** START RAW DATA **

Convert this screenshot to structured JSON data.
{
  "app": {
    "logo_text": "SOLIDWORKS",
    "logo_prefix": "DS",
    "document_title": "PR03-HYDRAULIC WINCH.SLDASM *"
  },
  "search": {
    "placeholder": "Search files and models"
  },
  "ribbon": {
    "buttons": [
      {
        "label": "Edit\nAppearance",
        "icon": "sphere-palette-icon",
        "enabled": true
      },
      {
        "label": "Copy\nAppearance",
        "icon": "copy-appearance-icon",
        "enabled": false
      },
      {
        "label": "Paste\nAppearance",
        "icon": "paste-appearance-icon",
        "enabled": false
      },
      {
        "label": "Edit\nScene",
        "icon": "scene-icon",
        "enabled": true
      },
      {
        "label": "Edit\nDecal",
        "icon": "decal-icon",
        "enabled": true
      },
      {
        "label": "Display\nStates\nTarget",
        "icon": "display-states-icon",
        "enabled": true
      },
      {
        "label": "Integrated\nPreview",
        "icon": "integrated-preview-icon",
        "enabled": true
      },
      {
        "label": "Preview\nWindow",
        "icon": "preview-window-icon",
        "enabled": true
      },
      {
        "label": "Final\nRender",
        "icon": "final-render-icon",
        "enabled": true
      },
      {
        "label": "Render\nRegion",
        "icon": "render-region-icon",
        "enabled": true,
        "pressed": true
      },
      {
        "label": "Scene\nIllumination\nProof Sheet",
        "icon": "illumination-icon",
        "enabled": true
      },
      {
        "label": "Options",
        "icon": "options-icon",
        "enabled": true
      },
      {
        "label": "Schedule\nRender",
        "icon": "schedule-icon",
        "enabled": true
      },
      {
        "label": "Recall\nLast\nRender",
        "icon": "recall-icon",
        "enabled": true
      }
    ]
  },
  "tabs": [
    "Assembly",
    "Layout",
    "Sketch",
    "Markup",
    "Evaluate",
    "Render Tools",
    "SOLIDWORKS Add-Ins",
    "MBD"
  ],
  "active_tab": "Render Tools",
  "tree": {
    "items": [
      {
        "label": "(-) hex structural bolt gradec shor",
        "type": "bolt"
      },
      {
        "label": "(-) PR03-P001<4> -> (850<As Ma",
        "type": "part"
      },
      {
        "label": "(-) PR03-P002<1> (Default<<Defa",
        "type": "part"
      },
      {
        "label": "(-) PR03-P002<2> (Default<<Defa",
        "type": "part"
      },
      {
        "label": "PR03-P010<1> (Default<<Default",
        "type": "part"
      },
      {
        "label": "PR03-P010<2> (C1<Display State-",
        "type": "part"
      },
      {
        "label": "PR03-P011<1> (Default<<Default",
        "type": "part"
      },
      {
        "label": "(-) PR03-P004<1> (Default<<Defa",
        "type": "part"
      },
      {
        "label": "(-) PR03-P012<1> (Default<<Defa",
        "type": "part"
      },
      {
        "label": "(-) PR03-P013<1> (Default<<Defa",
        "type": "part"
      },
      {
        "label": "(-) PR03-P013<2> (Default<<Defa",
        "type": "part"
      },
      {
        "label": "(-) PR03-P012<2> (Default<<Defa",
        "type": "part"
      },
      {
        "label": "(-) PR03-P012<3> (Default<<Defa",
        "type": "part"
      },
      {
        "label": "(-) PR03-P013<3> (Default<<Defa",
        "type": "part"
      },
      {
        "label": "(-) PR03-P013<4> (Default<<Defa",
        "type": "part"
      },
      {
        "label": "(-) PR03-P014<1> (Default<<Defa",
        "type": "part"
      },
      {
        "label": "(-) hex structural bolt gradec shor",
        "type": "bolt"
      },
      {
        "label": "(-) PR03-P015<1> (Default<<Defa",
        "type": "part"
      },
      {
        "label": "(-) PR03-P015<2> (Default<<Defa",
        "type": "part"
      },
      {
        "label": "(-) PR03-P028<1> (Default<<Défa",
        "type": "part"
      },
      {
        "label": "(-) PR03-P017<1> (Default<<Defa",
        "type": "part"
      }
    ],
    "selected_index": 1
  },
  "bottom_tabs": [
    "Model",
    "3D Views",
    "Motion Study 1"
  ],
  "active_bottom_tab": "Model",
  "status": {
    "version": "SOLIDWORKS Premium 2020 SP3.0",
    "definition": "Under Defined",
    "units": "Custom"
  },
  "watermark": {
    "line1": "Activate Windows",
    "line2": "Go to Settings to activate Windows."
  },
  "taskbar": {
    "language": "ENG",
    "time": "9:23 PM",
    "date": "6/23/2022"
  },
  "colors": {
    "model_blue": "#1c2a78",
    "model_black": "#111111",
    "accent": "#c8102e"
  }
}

** END RAW DATA **

Without leaving anything out, quote all the data.

• RESULT:
Convert this screenshot to structured JSON data.
{
  "app": {
    "logo_text": "SOLIDWORKS",
    "logo_prefix": "DS",
    "document_title": "PR03-HYDRAULIC WINCH.SLDASM *"
  },
  "search": {
    "placeholder": "Search files and models"
  },
  "ribbon": {
    "buttons": [
      {
        "label": "Edit\nAppearance",
        "icon": "sphere-palette-icon",
        "enabled": true
      },
      {
        "label": "Copy\nAppearance",
        "icon": "copy-appearance-icon",
        "enabled": false
      },
      {
        "label": "Paste\nAppearance",
        "icon": "paste-appearance-icon",
        "enabled": false
      },
      {
        "label": "Edit\nScene",
        "icon": "scene-icon",
        "enabled": true
      },
      {
        "label": "Edit\nDecal",
        "icon": "decal-icon",
        "enabled": true
      },
      {
        "label": "Display\nStates\nTarget",
        "icon": "display-states-icon",
        "enabled": true
      },
      {
        "label": "Integrated\nPreview",
        "icon": "integrated-preview-icon",
        "enabled": true
      },
      {
        "label": "Preview\nWindow",
        "icon": "preview-window-icon",
        "enabled": true
      },
      {
        "label": "Final\nRender",
        "icon": "final-render-icon",
        "enabled": true
      },
      {
        "label": "Render\nRegion",
        "icon": "render-region-icon",
        "enabled": true,
        "pressed": true
      },
      {
        "label": "Scene\nIllumination\nProof Sheet",
        "icon": "illumination-icon",
        "enabled": true
      },
      {
        "label": "Options",
        "icon": "options-icon",
        "enabled": true
      },
      {
        "label": "Schedule\nRender",
        "icon": "schedule-icon",
        "enabled": true
      },
      {
        "label": "Recall\nLast\nRender",
        "icon": "recall-icon",
        "enabled": true
      }
    ]
  },
  "tabs": [
    "Assembly",
    "Layout",
    "Sketch",
    "Markup",
    "Evaluate",
    "Render Tools",
    "SOLIDWORKS Add-Ins",
    "MBD"
  ],
  "active_tab": "Render Tools",
  "tree": {
    "items": [
      {
        "label": "(-) hex structural bolt gradec shor",
        "type": "bolt"
      },
      {
        "label": "(-) PR03-P001<4> -> (850<As Ma",
        "type": "part"
      },
      {
        "label": "(-) PR03-P002<1> (Default<<Defa",
        "type": "part"
      },
      {
        "label": "(-) PR03-P002<2> (Default<<Defa",
        "type": "part"
      },
      {
        "label": "PR03-P010<1> (Default<<Default",
        "type": "part"
      },
      {
        "label": "PR03-P010<2> (C1<Display State-",
        "type": "part"
      },
      {
        "label": "PR03-P011<1> (Default<<Default",
        "type": "part"
      },
      {
        "label": "(-) PR03-P004<1> (Default<<Defa",
        "type": "part"
      },
      {
        "label": "(-) PR03-P012<1> (Default<<Defa",
        "type": "part"
      },
      {
        "label": "(-) PR03-P013<1> (Default<<Defa",
        "type": "part"
      },
      {
        "label": "(-) PR03-P013<2> (Default<<Defa",
        "type": "part"
      },
      {
        "label": "(-) PR03-P012<2> (Default<<Defa",
        "type": "part"
      },
      {
        "label": "(-) PR03-P012<3> (Default<<Defa",
        "type": "part"
      },
      {
        "label": "(-) PR03-P013<3> (Default<<Defa",
        "type": "part"
      },
      {
        "label": "(-) PR03-P013<4> (Default<<Defa",
        "type": "part"
      },
      {
        "label": "(-) PR03-P014<1> (Default<<Defa",
        "type": "part"
      },
      {
        "label": "(-) hex structural bolt gradec shor",
        "type": "bolt"
      },
      {
        "label": "(-) PR03-P015<1> (Default<<Defa",
        "type": "part"
      },
      {
        "label": "(-) PR03-P015<2> (Default<<Defa",
        "type": "part"
      },
      {
        "label": "(-) PR03-P028<1> (Default<<Défa",
        "type": "part"
      },
      {
        "label": "(-) PR03-P017<1> (Default<<Defa",
        "type": "part"
      }
    ],
    "selected_index": 1
  },
  "bottom_tabs": [
    "Model",
    "3D Views",
    "Motion Study 1"
  ],
  "active_bottom_tab": "Model",
  "status": {
    "version": "SOLIDWORKS Premium 2020 SP3.0",
    "definition": "Under Defined",
    "units": "Custom"
  },
  "watermark": {
    "line1": "Activate Windows",
    "line2": "Go to Settings to activate Windows."
  },
  "taskbar": {
    "language": "ENG",
    "time": "9:23 PM",
    "date": "6/23/2022"
  },
  "colors": {
    "model_blue": "#1c2a78",
    "model_black": "#111111",
    "accent": "#c8102e"
  }
}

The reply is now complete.